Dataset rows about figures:
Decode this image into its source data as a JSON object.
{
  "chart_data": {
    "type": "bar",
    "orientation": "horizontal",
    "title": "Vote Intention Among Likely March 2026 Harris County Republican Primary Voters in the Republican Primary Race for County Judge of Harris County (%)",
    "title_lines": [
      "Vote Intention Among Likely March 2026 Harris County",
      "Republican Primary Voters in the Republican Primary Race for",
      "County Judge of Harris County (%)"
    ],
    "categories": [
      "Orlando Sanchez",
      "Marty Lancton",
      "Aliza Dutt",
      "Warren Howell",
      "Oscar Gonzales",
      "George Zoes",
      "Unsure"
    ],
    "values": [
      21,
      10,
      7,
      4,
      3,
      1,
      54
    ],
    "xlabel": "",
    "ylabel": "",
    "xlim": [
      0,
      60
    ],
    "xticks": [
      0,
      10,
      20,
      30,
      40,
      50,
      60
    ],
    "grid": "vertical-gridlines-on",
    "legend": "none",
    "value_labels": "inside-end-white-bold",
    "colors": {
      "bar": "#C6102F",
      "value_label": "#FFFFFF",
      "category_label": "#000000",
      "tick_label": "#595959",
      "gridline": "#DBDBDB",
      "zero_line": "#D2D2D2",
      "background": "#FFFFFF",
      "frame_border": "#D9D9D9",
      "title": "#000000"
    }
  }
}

* _WHAT IS ASKED_
Give back the whole listing exactly as it reads.

* _COMPLETED EXERCISE_
Decode this image into its source data as a JSON object.
{
  "chart_data": {
    "type": "bar",
    "orientation": "horizontal",
    "title": "Vote Intention Among Likely March 2026 Harris County Republican Primary Voters in the Republican Primary Race for County Judge of Harris County (%)",
    "title_lines": [
      "Vote Intention Among Likely March 2026 Harris County",
      "Republican Primary Voters in the Republican Primary Race for",
      "County Judge of Harris County (%)"
    ],
    "categories": [
      "Orlando Sanchez",
      "Marty Lancton",
      "Aliza Dutt",
      "Warren Howell",
      "Oscar Gonzales",
      "George Zoes",
      "Unsure"
    ],
    "values": [
      21,
      10,
      7,
      4,
      3,
      1,
      54
    ],
    "xlabel": "",
    "ylabel": "",
    "xlim": [
      0,
      60
    ],
    "xticks": [
      0,
      10,
      20,
      30,
      40,
      50,
      60
    ],
    "grid": "vertical-gridlines-on",
    "legend": "none",
    "value_labels": "inside-end-white-bold",
    "colors": {
      "bar": "#C6102F",
      "value_label": "#FFFFFF",
      "category_label": "#000000",
      "tick_label": "#595959",
      "gridline": "#DBDBDB",
      "zero_line": "#D2D2D2",
      "background": "#FFFFFF",
      "frame_border": "#D9D9D9",
      "title": "#000000"
    }
  }
}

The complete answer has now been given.